#### EXTRACTED INFORMATION
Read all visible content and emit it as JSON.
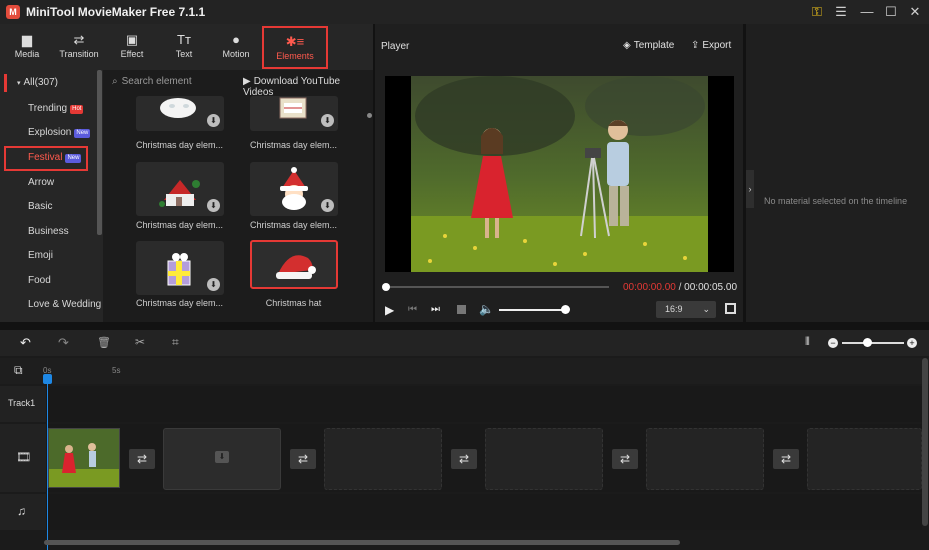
{
  "app": {
    "title": "MiniTool MovieMaker Free 7.1.1",
    "logo": "M"
  },
  "window": {
    "key_icon": "⚿",
    "menu_icon": "☰",
    "min_icon": "—",
    "max_icon": "☐",
    "close_icon": "✕"
  },
  "toolbar": [
    {
      "label": "Media",
      "icon": "▆"
    },
    {
      "label": "Transition",
      "icon": "⇄"
    },
    {
      "label": "Effect",
      "icon": "▣"
    },
    {
      "label": "Text",
      "icon": "Tт"
    },
    {
      "label": "Motion",
      "icon": "●"
    },
    {
      "label": "Elements",
      "icon": "✱≡"
    }
  ],
  "categories": {
    "all": "All(307)",
    "items": [
      {
        "label": "Trending",
        "badge": "Hot"
      },
      {
        "label": "Explosion",
        "badge": "New"
      },
      {
        "label": "Festival",
        "badge": "New"
      },
      {
        "label": "Arrow",
        "badge": ""
      },
      {
        "label": "Basic",
        "badge": ""
      },
      {
        "label": "Business",
        "badge": ""
      },
      {
        "label": "Emoji",
        "badge": ""
      },
      {
        "label": "Food",
        "badge": ""
      },
      {
        "label": "Love & Wedding",
        "badge": ""
      }
    ]
  },
  "search": {
    "placeholder": "Search element",
    "youtube_label": "Download YouTube Videos"
  },
  "elements": [
    {
      "caption": "Christmas day elem..."
    },
    {
      "caption": "Christmas day elem..."
    },
    {
      "caption": "Christmas day elem..."
    },
    {
      "caption": "Christmas day elem..."
    },
    {
      "caption": "Christmas day elem..."
    },
    {
      "caption": "Christmas hat"
    }
  ],
  "player": {
    "title": "Player",
    "template_label": "Template",
    "export_label": "Export",
    "time_current": "00:00:00.00",
    "time_separator": "/",
    "time_total": "00:00:05.00",
    "aspect_ratio": "16:9",
    "progress": 0,
    "volume": 1.0
  },
  "right_panel": {
    "empty_text": "No material selected on the timeline"
  },
  "timeline": {
    "ruler": [
      "0s",
      "5s"
    ],
    "track_label": "Track1",
    "zoom": 0.45
  },
  "colors": {
    "accent": "#e53935",
    "playhead": "#1e88e5"
  }
}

#### EXERCISE OBJECTIVE
Copy each line above containing the string "title".

#### EXERCISE ANSWER
    "title": "MiniTool MovieMaker Free 7.1.1",
    "title": "Player",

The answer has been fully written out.